*Exercise passage*
[Start of section]
The arms of Trevelyan College are blazoned as follows:

Shield: Gules issuant from water in base barry wavy of four Argent and Azure a demi horse forcene Or, in chief three Saint Cuthbert's crosses Argent

Crest: Out of a coronet composed of sixteen fleurs-de-lis set upon a rim alternately large and small a lyre Or, mantled Gules doubled Argent

===Motto===
The college motto, Vera Fictis Libentius, was taken from the inscription of the 1875 statue of Lord Macaulay in the antechamber of the chapel of Trinity College, Cambridge. In the early 1980s, a competition was held to name the horse. Its eventual name, Vera, stems from a student innocently assuming that the college motto, Vera Fictis Libentius, was referring to the horse.

==Connections with the Trevelyan family==
Trevelyan College still maintains a number of connections with the greater Trevelyan family, some of these include:

- Mary Moorman, daughter of G. M. Trevelyan, was a member of the Senior Common Room and was awarded an honorary doctor of letters from Durham
- Humphrey Trevelyan, Baron Trevelyan, a member of the Trevelyan Governing Body from 1970 until 1977. Lord Trevelyan arranged the grant from the Sir James Knott Trust that provided funding for the Sir James Knott Hall.
- The artists Julian Trevelyan and Mary Fedden, some of whose work is owned by the college. Mrs Fedden provided significant donations for prizes for original works of art by college members.
- Jon and Karen Trevelyan, who are both former college tutors.

==College officers and fellows==
===List of principals===
- Joan Bernard 1965–1979
- Deborah Lavin 1979–1995
- George Marshall 1995–1996
- Malcolm Todd 1996–2000
- Nigel Martin 2000–2008
- H. Martyn Evans 2008–2019
- Adekunle Adeyeye 2019–present

===List of vice principals===
- Martin Brader 2021–present

===List of assistant principals===
- Dr Hannah Martin 2021–2025
- Kelci Jacoby 2025–present

==Fellowships==
The college has a tradition of visiting fellows, who typically stay for a term, giving a Trevelyan Lecture based upon their research areas. The college also hosts the Sir William Luce Fellowship, in a joint project with the Institute of Islamic and Middle-Eastern Studies. Past fellows have included academics from the UK-based Universities of Reading and Exeter, as well as the international Universities of Brown, Harvard, Khartoum, Tehran and Sultan Qaboos University in Oman

==Honorary fellows==
Honorary fellowships were awarded between 1996–98 to those people who have greatly aided or have a close association with the college. Normally such people are made members of the SCR.
[End of section]
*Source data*
[Start of section]
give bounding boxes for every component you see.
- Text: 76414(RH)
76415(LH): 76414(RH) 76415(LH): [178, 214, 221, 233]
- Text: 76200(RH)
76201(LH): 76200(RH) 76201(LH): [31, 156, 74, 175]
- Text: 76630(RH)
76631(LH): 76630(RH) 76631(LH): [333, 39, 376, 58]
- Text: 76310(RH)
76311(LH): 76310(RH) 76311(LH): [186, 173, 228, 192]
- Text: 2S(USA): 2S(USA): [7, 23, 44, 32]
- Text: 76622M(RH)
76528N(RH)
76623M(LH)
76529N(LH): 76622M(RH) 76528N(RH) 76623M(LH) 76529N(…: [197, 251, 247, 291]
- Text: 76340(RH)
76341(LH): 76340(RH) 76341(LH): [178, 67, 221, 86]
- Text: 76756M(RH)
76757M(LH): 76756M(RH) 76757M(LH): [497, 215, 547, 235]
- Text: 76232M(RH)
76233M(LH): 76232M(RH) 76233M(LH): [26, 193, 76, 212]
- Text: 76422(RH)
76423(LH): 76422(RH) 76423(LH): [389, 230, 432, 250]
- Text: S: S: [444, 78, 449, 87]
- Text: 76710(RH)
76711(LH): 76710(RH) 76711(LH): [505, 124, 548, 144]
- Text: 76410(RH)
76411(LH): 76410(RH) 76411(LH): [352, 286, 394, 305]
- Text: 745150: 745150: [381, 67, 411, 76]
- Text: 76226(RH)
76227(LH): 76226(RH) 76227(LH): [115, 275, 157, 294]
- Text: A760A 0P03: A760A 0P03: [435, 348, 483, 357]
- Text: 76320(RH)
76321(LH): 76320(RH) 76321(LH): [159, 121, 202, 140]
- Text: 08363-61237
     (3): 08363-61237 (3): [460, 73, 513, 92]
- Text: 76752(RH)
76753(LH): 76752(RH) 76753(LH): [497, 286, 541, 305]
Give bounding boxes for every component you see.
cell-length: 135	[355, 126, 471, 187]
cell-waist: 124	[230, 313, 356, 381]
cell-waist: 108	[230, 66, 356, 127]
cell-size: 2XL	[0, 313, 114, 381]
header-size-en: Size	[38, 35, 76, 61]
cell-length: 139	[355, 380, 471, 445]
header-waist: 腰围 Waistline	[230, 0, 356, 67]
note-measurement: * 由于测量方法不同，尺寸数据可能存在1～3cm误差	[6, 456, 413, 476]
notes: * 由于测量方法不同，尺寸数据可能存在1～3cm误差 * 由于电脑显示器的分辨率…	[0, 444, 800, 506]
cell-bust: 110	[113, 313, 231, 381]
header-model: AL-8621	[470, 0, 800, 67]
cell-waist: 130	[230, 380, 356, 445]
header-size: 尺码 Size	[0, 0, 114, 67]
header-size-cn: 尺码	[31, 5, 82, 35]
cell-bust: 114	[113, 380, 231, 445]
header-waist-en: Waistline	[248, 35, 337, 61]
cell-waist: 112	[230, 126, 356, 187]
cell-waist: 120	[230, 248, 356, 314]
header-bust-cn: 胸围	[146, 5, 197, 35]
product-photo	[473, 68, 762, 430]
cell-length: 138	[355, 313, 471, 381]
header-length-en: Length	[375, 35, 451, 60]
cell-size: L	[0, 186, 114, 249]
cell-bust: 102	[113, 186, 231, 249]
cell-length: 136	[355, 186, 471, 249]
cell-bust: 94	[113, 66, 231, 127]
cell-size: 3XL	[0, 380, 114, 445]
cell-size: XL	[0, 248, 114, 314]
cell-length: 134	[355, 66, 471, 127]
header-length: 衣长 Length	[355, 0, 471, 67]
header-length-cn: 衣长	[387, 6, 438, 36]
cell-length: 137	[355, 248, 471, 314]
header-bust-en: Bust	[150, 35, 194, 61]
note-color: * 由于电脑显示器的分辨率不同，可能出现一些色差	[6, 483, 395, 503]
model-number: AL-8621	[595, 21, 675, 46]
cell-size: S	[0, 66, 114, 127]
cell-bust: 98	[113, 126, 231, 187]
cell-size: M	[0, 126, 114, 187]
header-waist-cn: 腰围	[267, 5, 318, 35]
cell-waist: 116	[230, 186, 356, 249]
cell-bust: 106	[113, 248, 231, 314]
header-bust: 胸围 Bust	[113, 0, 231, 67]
[End of section]
*Work request 1*
Answer these questions using the text on Trevelyan College:
(a) From what inscription was the college motto taken?
(b) During which years was Deborah Lavin principal?
(c) What did Lord Trevelyan arrange for the college?
*Work request 2*
Reproduce verbatim the part of the text on Trevelyan College starting with "The arms of" and going on through "to the horse.".
The data is drawn from a different source than the text.

*Your response 1*
(a) The inscription of the 1875 statue of Lord Macaulay in the antechamber of the chapel of Trinity College, Cambridge.
(b) 1979–1995.
(c) The grant from the Sir James Knott Trust that provided funding for the Sir James Knott Hall.

*Your response 2*
The arms of Trevelyan College are blazoned as follows:

Shield: Gules issuant from water in base barry wavy of four Argent and Azure a demi horse forcene Or, in chief three Saint Cuthbert's crosses Argent

Crest: Out of a coronet composed of sixteen fleurs-de-lis set upon a rim alternately large and small a lyre Or, mantled Gules doubled Argent

===Motto===
The college motto, Vera Fictis Libentius, was taken from the inscription of the 1875 statue of Lord Macaulay in the antechamber of the chapel of Trinity College, Cambridge. In the early 1980s, a competition was held to name the horse. Its eventual name, Vera, stems from a student innocently assuming that the college motto, Vera Fictis Libentius, was referring to the horse.